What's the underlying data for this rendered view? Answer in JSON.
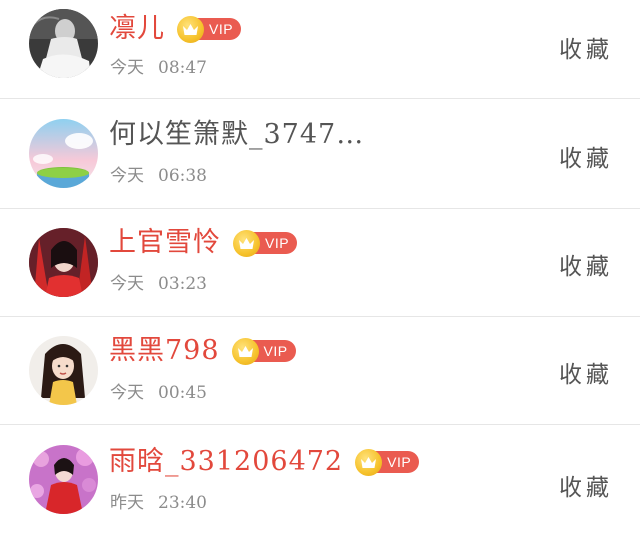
{
  "vip_label": "VIP",
  "colors": {
    "vip_name": "#e2483c",
    "plain_name": "#555555",
    "vip_badge": "#ea5b50",
    "vip_crown": "#f6c22c",
    "time": "#8c8c8c",
    "divider": "#e6e6e6"
  },
  "users": [
    {
      "name": "凛儿",
      "is_vip": true,
      "day": "今天",
      "time": "08:47",
      "action_label": "收藏",
      "avatar_icon": "bride-white-dress-avatar"
    },
    {
      "name": "何以笙箫默_3747…",
      "is_vip": false,
      "day": "今天",
      "time": "06:38",
      "action_label": "收藏",
      "avatar_icon": "sky-island-avatar"
    },
    {
      "name": "上官雪怜",
      "is_vip": true,
      "day": "今天",
      "time": "03:23",
      "action_label": "收藏",
      "avatar_icon": "red-costume-girl-avatar"
    },
    {
      "name": "黑黑798",
      "is_vip": true,
      "day": "今天",
      "time": "00:45",
      "action_label": "收藏",
      "avatar_icon": "cartoon-princess-avatar"
    },
    {
      "name": "雨晗_331206472",
      "is_vip": true,
      "day": "昨天",
      "time": "23:40",
      "action_label": "收藏",
      "avatar_icon": "pink-blossom-girl-avatar"
    }
  ]
}
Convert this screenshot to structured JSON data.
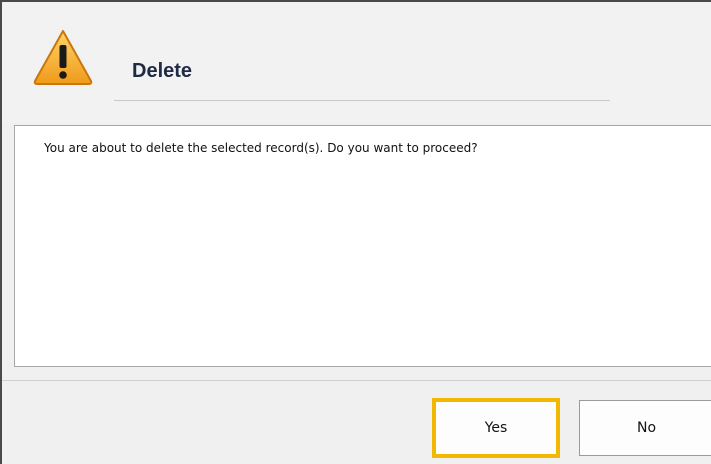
{
  "dialog": {
    "title": "Delete",
    "message": "You are about to delete the selected record(s). Do you want to proceed?",
    "icon": "warning-icon"
  },
  "buttons": {
    "yes_label": "Yes",
    "no_label": "No"
  },
  "colors": {
    "highlight": "#f2b700",
    "warning_fill": "#f5a623",
    "title_text": "#1f2a44"
  }
}
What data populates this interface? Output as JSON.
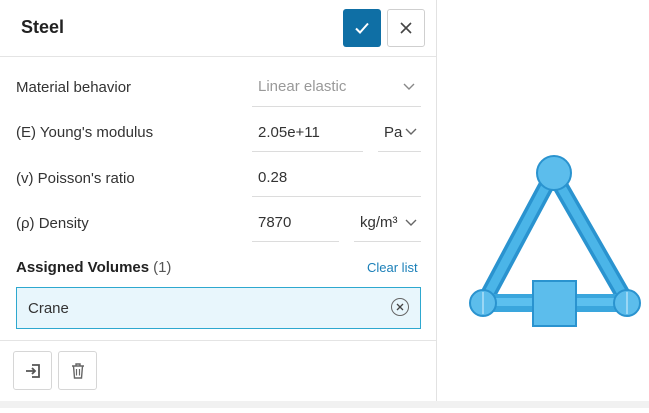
{
  "panel": {
    "title": "Steel",
    "confirm_icon": "check-icon",
    "close_icon": "close-icon"
  },
  "fields": {
    "material_behavior": {
      "label": "Material behavior",
      "value": "Linear elastic"
    },
    "youngs_modulus": {
      "label": "(E) Young's modulus",
      "value": "2.05e+11",
      "unit": "Pa"
    },
    "poissons_ratio": {
      "label": "(v) Poisson's ratio",
      "value": "0.28"
    },
    "density": {
      "label": "(ρ) Density",
      "value": "7870",
      "unit": "kg/m³"
    }
  },
  "assigned": {
    "title": "Assigned Volumes",
    "count": "(1)",
    "clear_label": "Clear list",
    "items": [
      {
        "label": "Crane"
      }
    ]
  },
  "footer": {
    "import_icon": "import-icon",
    "delete_icon": "trash-icon"
  },
  "colors": {
    "primary": "#0f6fa5",
    "link": "#1a7fb8",
    "chip_bg": "#e8f6fc",
    "chip_border": "#2ea8cf",
    "model": "#3aa9e0"
  }
}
***
• _Task to complete_
Quote all the lines above exactly as given. Do not include the pictures.

• _Exercise answer_
What's the underlying data for this rendered view? Answer in JSON.
{
  "vip_label": "VIP",
  "colors": {
    "vip_name": "#e2483c",
    "plain_name": "#555555",
    "vip_badge": "#ea5b50",
    "vip_crown": "#f6c22c",
    "time": "#8c8c8c",
    "divider": "#e6e6e6"
  },
  "users": [
    {
      "name": "凛儿",
      "is_vip": true,
      "day": "今天",
      "time": "08:47",
      "action_label": "收藏",
      "avatar_icon": "bride-white-dress-avatar"
    },
    {
      "name": "何以笙箫默_3747…",
      "is_vip": false,
      "day": "今天",
      "time": "06:38",
      "action_label": "收藏",
      "avatar_icon": "sky-island-avatar"
    },
    {
      "name": "上官雪怜",
      "is_vip": true,
      "day": "今天",
      "time": "03:23",
      "action_label": "收藏",
      "avatar_icon": "red-costume-girl-avatar"
    },
    {
      "name": "黑黑798",
      "is_vip": true,
      "day": "今天",
      "time": "00:45",
      "action_label": "收藏",
      "avatar_icon": "cartoon-princess-avatar"
    },
    {
      "name": "雨晗_331206472",
      "is_vip": true,
      "day": "昨天",
      "time": "23:40",
      "action_label": "收藏",
      "avatar_icon": "pink-blossom-girl-avatar"
    }
  ]
}
Convert this screenshot to structured JSON data.
{
  "dialog": {
    "title": "Delete",
    "message": "You are about to delete the selected record(s). Do you want to proceed?",
    "icon": "warning-icon"
  },
  "buttons": {
    "yes_label": "Yes",
    "no_label": "No"
  },
  "colors": {
    "highlight": "#f2b700",
    "warning_fill": "#f5a623",
    "title_text": "#1f2a44"
  }
}
What data populates this interface? Output as JSON.
{
  "panel": {
    "title": "Steel",
    "confirm_icon": "check-icon",
    "close_icon": "close-icon"
  },
  "fields": {
    "material_behavior": {
      "label": "Material behavior",
      "value": "Linear elastic"
    },
    "youngs_modulus": {
      "label": "(E) Young's modulus",
      "value": "2.05e+11",
      "unit": "Pa"
    },
    "poissons_ratio": {
      "label": "(v) Poisson's ratio",
      "value": "0.28"
    },
    "density": {
      "label": "(ρ) Density",
      "value": "7870",
      "unit": "kg/m³"
    }
  },
  "assigned": {
    "title": "Assigned Volumes",
    "count": "(1)",
    "clear_label": "Clear list",
    "items": [
      {
        "label": "Crane"
      }
    ]
  },
  "footer": {
    "import_icon": "import-icon",
    "delete_icon": "trash-icon"
  },
  "colors": {
    "primary": "#0f6fa5",
    "link": "#1a7fb8",
    "chip_bg": "#e8f6fc",
    "chip_border": "#2ea8cf",
    "model": "#3aa9e0"
  }
}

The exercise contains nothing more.